Print the entries verbatim, leaving out the images they contain.

╭──

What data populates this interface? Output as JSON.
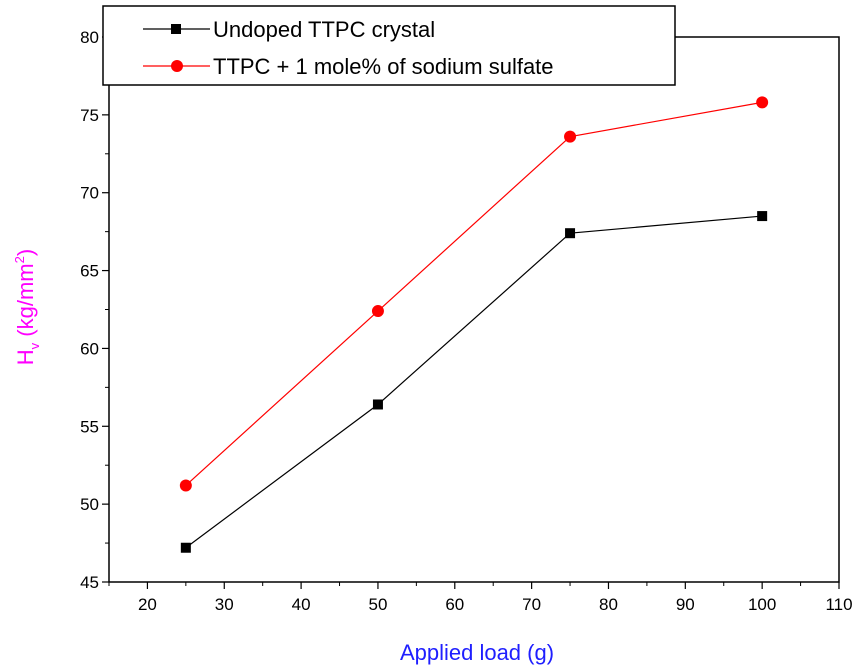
{
  "chart_data": {
    "type": "line",
    "title": "",
    "xlabel": "Applied load (g)",
    "ylabel_main": "H",
    "ylabel_sub": "v",
    "ylabel_units_pre": " (kg/mm",
    "ylabel_units_sup": "2",
    "ylabel_units_post": ")",
    "xlim": [
      15,
      110
    ],
    "ylim": [
      45,
      80
    ],
    "xticks": [
      20,
      30,
      40,
      50,
      60,
      70,
      80,
      90,
      100,
      110
    ],
    "yticks": [
      45,
      50,
      55,
      60,
      65,
      70,
      75,
      80
    ],
    "grid": false,
    "legend_position": "top-left",
    "xlabel_color": "#1f1fff",
    "ylabel_color": "#ff00ff",
    "series": [
      {
        "name": "Undoped TTPC crystal",
        "marker": "square",
        "color": "#000000",
        "x": [
          25,
          50,
          75,
          100
        ],
        "y": [
          47.2,
          56.4,
          67.4,
          68.5
        ]
      },
      {
        "name": "TTPC + 1 mole% of sodium sulfate",
        "marker": "circle",
        "color": "#ff0000",
        "x": [
          25,
          50,
          75,
          100
        ],
        "y": [
          51.2,
          62.4,
          73.6,
          75.8
        ]
      }
    ]
  }
}
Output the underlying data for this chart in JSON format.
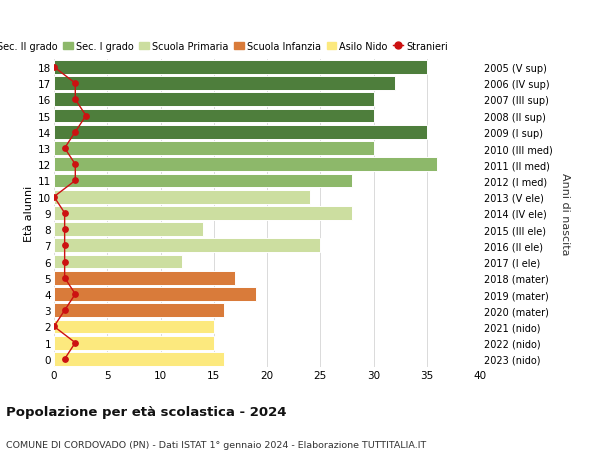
{
  "ages": [
    0,
    1,
    2,
    3,
    4,
    5,
    6,
    7,
    8,
    9,
    10,
    11,
    12,
    13,
    14,
    15,
    16,
    17,
    18
  ],
  "right_labels": [
    "2023 (nido)",
    "2022 (nido)",
    "2021 (nido)",
    "2020 (mater)",
    "2019 (mater)",
    "2018 (mater)",
    "2017 (I ele)",
    "2016 (II ele)",
    "2015 (III ele)",
    "2014 (IV ele)",
    "2013 (V ele)",
    "2012 (I med)",
    "2011 (II med)",
    "2010 (III med)",
    "2009 (I sup)",
    "2008 (II sup)",
    "2007 (III sup)",
    "2006 (IV sup)",
    "2005 (V sup)"
  ],
  "bar_values": [
    16,
    15,
    15,
    16,
    19,
    17,
    12,
    25,
    14,
    28,
    24,
    28,
    36,
    30,
    35,
    30,
    30,
    32,
    35
  ],
  "bar_colors": [
    "#fce97e",
    "#fce97e",
    "#fce97e",
    "#d97b3a",
    "#d97b3a",
    "#d97b3a",
    "#ccdea0",
    "#ccdea0",
    "#ccdea0",
    "#ccdea0",
    "#ccdea0",
    "#8db86a",
    "#8db86a",
    "#8db86a",
    "#4e7e3c",
    "#4e7e3c",
    "#4e7e3c",
    "#4e7e3c",
    "#4e7e3c"
  ],
  "stranieri_values": [
    1,
    2,
    0,
    1,
    2,
    1,
    1,
    1,
    1,
    1,
    0,
    2,
    2,
    1,
    2,
    3,
    2,
    2,
    0
  ],
  "legend_labels": [
    "Sec. II grado",
    "Sec. I grado",
    "Scuola Primaria",
    "Scuola Infanzia",
    "Asilo Nido",
    "Stranieri"
  ],
  "legend_colors": [
    "#4e7e3c",
    "#8db86a",
    "#ccdea0",
    "#d97b3a",
    "#fce97e",
    "#cc1111"
  ],
  "ylabel_label": "Età alunni",
  "right_ylabel": "Anni di nascita",
  "title": "Popolazione per età scolastica - 2024",
  "subtitle": "COMUNE DI CORDOVADO (PN) - Dati ISTAT 1° gennaio 2024 - Elaborazione TUTTITALIA.IT",
  "xlim": [
    0,
    40
  ],
  "background_color": "#ffffff",
  "grid_color": "#cccccc"
}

╰──

- _THE REPLY_:
What data populates this interface? Output as JSON.
{
  "chart_data": {
    "type": "line",
    "title": "",
    "xlabel": "Applied load (g)",
    "ylabel_main": "H",
    "ylabel_sub": "v",
    "ylabel_units_pre": " (kg/mm",
    "ylabel_units_sup": "2",
    "ylabel_units_post": ")",
    "xlim": [
      15,
      110
    ],
    "ylim": [
      45,
      80
    ],
    "xticks": [
      20,
      30,
      40,
      50,
      60,
      70,
      80,
      90,
      100,
      110
    ],
    "yticks": [
      45,
      50,
      55,
      60,
      65,
      70,
      75,
      80
    ],
    "grid": false,
    "legend_position": "top-left",
    "xlabel_color": "#1f1fff",
    "ylabel_color": "#ff00ff",
    "series": [
      {
        "name": "Undoped TTPC crystal",
        "marker": "square",
        "color": "#000000",
        "x": [
          25,
          50,
          75,
          100
        ],
        "y": [
          47.2,
          56.4,
          67.4,
          68.5
        ]
      },
      {
        "name": "TTPC + 1 mole% of sodium sulfate",
        "marker": "circle",
        "color": "#ff0000",
        "x": [
          25,
          50,
          75,
          100
        ],
        "y": [
          51.2,
          62.4,
          73.6,
          75.8
        ]
      }
    ]
  }
}
Output the underlying data for this chart in JSON format.
{
  "ages": [
    0,
    1,
    2,
    3,
    4,
    5,
    6,
    7,
    8,
    9,
    10,
    11,
    12,
    13,
    14,
    15,
    16,
    17,
    18
  ],
  "right_labels": [
    "2023 (nido)",
    "2022 (nido)",
    "2021 (nido)",
    "2020 (mater)",
    "2019 (mater)",
    "2018 (mater)",
    "2017 (I ele)",
    "2016 (II ele)",
    "2015 (III ele)",
    "2014 (IV ele)",
    "2013 (V ele)",
    "2012 (I med)",
    "2011 (II med)",
    "2010 (III med)",
    "2009 (I sup)",
    "2008 (II sup)",
    "2007 (III sup)",
    "2006 (IV sup)",
    "2005 (V sup)"
  ],
  "bar_values": [
    16,
    15,
    15,
    16,
    19,
    17,
    12,
    25,
    14,
    28,
    24,
    28,
    36,
    30,
    35,
    30,
    30,
    32,
    35
  ],
  "bar_colors": [
    "#fce97e",
    "#fce97e",
    "#fce97e",
    "#d97b3a",
    "#d97b3a",
    "#d97b3a",
    "#ccdea0",
    "#ccdea0",
    "#ccdea0",
    "#ccdea0",
    "#ccdea0",
    "#8db86a",
    "#8db86a",
    "#8db86a",
    "#4e7e3c",
    "#4e7e3c",
    "#4e7e3c",
    "#4e7e3c",
    "#4e7e3c"
  ],
  "stranieri_values": [
    1,
    2,
    0,
    1,
    2,
    1,
    1,
    1,
    1,
    1,
    0,
    2,
    2,
    1,
    2,
    3,
    2,
    2,
    0
  ],
  "legend_labels": [
    "Sec. II grado",
    "Sec. I grado",
    "Scuola Primaria",
    "Scuola Infanzia",
    "Asilo Nido",
    "Stranieri"
  ],
  "legend_colors": [
    "#4e7e3c",
    "#8db86a",
    "#ccdea0",
    "#d97b3a",
    "#fce97e",
    "#cc1111"
  ],
  "ylabel_label": "Età alunni",
  "right_ylabel": "Anni di nascita",
  "title": "Popolazione per età scolastica - 2024",
  "subtitle": "COMUNE DI CORDOVADO (PN) - Dati ISTAT 1° gennaio 2024 - Elaborazione TUTTITALIA.IT",
  "xlim": [
    0,
    40
  ],
  "background_color": "#ffffff",
  "grid_color": "#cccccc"
}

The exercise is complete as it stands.